• [WORK INSTRUCTIONS]:
Every line of the material is to be repeated exactly as it stands.

• [LISTED ENTRIES]:
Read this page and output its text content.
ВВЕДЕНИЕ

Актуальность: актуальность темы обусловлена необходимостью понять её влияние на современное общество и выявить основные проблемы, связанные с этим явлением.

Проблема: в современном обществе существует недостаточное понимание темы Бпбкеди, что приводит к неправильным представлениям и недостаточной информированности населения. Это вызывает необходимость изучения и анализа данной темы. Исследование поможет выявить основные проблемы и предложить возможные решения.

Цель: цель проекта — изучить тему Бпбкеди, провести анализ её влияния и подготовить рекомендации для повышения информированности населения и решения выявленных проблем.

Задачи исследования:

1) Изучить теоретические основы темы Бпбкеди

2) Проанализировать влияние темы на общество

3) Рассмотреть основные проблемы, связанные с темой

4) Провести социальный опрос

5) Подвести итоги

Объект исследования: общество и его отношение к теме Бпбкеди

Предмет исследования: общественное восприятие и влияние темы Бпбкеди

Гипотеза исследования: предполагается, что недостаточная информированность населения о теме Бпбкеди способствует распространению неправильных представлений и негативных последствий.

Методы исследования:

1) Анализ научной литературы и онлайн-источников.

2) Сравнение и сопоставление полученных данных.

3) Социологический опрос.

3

• [COMPLETED EXERCISE]:
Read this page and output its text content.
ВВЕДЕНИЕ

Актуальность: актуальность темы обусловлена необходимостью понять её влияние на современное общество и выявить основные проблемы, связанные с этим явлением.

Проблема: в современном обществе существует недостаточное понимание темы Бпбкеди, что приводит к неправильным представлениям и недостаточной информированности населения. Это вызывает необходимость изучения и анализа данной темы. Исследование поможет выявить основные проблемы и предложить возможные решения.

Цель: цель проекта — изучить тему Бпбкеди, провести анализ её влияния и подготовить рекомендации для повышения информированности населения и решения выявленных проблем.

Задачи исследования:

1) Изучить теоретические основы темы Бпбкеди

2) Проанализировать влияние темы на общество

3) Рассмотреть основные проблемы, связанные с темой

4) Провести социальный опрос

5) Подвести итоги

Объект исследования: общество и его отношение к теме Бпбкеди

Предмет исследования: общественное восприятие и влияние темы Бпбкеди

Гипотеза исследования: предполагается, что недостаточная информированность населения о теме Бпбкеди способствует распространению неправильных представлений и негативных последствий.

Методы исследования:

1) Анализ научной литературы и онлайн-источников.

2) Сравнение и сопоставление полученных данных.

3) Социологический опрос.

3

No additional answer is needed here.